= PROVIDED DATA =

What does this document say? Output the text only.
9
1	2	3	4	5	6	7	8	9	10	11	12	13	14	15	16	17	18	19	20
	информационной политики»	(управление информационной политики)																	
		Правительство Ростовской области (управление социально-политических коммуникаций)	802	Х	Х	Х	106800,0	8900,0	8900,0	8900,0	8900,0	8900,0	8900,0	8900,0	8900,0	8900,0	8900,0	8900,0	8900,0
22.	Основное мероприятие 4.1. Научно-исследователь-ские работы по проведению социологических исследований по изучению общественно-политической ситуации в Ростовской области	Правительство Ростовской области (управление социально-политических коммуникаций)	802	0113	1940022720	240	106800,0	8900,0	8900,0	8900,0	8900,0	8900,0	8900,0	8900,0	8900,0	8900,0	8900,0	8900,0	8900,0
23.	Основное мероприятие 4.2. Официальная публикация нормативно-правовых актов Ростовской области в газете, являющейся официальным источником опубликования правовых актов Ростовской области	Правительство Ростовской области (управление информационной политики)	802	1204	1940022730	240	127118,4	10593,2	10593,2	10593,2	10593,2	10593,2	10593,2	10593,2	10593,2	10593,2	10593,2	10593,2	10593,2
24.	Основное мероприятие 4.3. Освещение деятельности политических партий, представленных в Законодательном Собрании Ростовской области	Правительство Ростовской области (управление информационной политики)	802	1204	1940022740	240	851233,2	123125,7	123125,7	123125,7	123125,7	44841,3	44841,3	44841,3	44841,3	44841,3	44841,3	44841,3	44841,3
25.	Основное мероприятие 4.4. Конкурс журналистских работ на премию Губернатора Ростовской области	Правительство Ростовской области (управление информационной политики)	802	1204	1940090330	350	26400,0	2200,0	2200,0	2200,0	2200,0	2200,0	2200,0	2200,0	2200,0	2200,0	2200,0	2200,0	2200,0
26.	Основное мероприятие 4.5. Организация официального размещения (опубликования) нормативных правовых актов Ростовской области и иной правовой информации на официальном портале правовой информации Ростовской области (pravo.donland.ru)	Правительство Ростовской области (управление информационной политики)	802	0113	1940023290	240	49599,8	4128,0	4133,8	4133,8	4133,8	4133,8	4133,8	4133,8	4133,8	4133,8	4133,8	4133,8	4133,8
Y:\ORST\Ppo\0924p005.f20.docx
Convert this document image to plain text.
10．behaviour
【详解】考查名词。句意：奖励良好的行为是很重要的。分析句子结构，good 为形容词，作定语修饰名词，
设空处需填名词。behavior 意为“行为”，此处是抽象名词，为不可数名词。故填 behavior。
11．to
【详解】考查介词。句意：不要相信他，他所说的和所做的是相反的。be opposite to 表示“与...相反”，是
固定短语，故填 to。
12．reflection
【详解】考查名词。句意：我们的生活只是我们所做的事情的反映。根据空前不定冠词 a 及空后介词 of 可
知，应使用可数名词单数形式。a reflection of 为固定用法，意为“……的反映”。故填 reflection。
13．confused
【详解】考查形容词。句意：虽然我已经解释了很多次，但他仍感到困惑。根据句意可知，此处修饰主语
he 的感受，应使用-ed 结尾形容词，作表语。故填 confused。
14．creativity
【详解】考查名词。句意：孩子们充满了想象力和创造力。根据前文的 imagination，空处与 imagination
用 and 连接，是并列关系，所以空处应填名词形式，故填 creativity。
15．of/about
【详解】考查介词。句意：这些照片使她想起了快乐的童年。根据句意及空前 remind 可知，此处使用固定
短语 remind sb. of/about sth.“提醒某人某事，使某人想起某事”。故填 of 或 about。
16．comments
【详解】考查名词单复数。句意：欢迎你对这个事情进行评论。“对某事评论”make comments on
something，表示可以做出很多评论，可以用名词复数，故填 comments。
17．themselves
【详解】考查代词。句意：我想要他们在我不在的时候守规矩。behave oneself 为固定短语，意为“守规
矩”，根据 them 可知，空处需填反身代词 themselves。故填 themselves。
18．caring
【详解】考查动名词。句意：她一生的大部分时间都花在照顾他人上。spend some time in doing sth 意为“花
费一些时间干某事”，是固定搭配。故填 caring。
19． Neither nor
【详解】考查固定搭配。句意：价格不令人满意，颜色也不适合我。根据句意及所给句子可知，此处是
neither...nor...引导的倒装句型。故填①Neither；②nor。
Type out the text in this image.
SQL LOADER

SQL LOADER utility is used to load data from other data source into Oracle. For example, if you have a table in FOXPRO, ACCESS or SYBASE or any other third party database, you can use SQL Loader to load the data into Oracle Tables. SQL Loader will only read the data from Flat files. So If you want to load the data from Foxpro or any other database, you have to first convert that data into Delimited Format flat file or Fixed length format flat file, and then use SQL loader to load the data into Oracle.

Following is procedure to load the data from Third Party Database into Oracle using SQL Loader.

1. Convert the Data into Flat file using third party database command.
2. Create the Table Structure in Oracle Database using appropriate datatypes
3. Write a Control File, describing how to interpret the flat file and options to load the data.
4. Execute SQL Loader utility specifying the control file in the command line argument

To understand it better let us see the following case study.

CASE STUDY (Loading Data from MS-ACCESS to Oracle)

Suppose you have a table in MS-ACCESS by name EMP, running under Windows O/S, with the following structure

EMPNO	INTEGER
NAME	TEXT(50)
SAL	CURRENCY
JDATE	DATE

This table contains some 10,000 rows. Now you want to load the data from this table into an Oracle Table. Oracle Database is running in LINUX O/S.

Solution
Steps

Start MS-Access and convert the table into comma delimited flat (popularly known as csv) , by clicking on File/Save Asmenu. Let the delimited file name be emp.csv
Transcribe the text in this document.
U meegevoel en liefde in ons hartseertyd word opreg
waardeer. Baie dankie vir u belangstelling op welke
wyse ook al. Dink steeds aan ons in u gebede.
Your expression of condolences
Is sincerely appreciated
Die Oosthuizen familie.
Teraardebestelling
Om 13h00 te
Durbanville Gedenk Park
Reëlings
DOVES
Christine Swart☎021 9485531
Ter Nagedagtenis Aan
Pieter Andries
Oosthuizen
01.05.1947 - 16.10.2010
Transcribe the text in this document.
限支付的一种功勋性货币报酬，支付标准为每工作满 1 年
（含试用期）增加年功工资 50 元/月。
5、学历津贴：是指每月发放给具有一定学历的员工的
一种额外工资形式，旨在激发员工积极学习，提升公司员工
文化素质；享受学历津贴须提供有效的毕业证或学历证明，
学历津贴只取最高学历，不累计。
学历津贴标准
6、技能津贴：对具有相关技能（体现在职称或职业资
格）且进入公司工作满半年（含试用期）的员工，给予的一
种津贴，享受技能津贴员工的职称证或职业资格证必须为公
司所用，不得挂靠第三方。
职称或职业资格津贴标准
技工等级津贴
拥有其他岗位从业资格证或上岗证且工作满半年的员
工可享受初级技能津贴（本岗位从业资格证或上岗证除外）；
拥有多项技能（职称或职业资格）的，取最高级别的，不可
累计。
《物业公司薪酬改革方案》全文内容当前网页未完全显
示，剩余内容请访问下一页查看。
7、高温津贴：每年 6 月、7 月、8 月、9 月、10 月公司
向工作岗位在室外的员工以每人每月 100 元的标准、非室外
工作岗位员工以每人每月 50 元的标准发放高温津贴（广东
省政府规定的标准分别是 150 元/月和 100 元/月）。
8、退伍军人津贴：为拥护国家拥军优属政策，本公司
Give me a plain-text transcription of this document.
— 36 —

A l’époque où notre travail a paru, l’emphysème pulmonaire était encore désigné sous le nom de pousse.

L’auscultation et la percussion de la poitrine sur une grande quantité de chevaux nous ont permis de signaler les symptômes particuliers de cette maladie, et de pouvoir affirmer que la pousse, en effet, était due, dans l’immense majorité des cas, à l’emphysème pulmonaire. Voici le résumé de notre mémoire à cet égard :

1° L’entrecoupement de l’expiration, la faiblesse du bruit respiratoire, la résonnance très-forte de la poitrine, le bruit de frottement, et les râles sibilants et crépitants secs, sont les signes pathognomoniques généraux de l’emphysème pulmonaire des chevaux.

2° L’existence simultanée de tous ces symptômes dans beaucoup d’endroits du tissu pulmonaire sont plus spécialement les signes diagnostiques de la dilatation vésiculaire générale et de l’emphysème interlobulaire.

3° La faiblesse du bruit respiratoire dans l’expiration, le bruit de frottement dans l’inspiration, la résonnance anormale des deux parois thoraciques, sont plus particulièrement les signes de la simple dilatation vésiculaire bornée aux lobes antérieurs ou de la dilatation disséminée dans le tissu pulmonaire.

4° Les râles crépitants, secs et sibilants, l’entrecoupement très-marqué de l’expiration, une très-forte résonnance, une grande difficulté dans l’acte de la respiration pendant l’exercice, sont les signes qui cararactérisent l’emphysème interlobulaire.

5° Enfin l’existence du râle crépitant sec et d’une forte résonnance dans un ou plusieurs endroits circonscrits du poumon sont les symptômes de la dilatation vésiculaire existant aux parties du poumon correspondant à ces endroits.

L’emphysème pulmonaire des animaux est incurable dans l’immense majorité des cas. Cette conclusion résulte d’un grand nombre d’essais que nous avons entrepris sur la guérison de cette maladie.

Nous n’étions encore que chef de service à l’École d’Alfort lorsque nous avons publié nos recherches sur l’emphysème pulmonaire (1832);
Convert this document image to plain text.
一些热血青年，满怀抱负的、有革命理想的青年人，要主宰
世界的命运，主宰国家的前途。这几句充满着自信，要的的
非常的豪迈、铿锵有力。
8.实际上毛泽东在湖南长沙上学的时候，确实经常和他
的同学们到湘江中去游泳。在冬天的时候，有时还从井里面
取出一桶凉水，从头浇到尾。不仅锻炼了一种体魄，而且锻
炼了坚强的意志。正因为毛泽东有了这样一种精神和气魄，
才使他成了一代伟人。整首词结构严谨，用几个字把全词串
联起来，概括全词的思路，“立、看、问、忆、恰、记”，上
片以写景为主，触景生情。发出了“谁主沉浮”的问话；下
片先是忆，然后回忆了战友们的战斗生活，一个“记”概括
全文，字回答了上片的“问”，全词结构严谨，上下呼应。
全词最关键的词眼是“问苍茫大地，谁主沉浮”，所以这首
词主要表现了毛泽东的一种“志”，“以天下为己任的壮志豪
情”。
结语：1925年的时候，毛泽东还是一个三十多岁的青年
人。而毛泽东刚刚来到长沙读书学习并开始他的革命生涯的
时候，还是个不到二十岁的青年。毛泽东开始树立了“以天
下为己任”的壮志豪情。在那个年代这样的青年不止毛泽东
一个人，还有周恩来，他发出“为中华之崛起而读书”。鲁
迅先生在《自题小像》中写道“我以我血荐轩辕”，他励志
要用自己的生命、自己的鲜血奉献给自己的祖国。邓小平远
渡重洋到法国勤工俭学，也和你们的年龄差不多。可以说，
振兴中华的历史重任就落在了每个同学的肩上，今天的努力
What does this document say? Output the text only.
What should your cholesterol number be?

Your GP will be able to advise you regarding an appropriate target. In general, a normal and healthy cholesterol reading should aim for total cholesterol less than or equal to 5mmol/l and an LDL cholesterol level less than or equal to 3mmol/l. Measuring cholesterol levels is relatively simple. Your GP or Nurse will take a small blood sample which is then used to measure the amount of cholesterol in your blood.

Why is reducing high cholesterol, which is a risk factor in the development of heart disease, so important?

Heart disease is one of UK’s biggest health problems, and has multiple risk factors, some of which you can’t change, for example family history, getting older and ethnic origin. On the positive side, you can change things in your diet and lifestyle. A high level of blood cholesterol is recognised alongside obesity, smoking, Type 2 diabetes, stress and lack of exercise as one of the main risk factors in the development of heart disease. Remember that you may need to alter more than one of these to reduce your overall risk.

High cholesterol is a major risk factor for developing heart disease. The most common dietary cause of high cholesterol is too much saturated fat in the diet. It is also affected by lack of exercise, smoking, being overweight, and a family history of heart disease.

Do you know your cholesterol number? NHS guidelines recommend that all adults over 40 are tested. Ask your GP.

= WRITTEN EXERCISE =
In the entries above, identify each line that includes the string "appropriate", then copy it.

= ANSWER TO THE PROBLEM =
2. Create the Table Structure in Oracle Database using appropriate datatypes
Your GP will be able to advise you regarding an appropriate target. In general, a normal and healthy cholesterol reading should aim for total cholesterol less than or equal to 5mmol/l and an LDL cholesterol level less than or equal to 3mmol/l. Measuring cholesterol levels is relatively simple. Your GP or Nurse will take a small blood sample which is then used to measure the amount of cholesterol in your blood.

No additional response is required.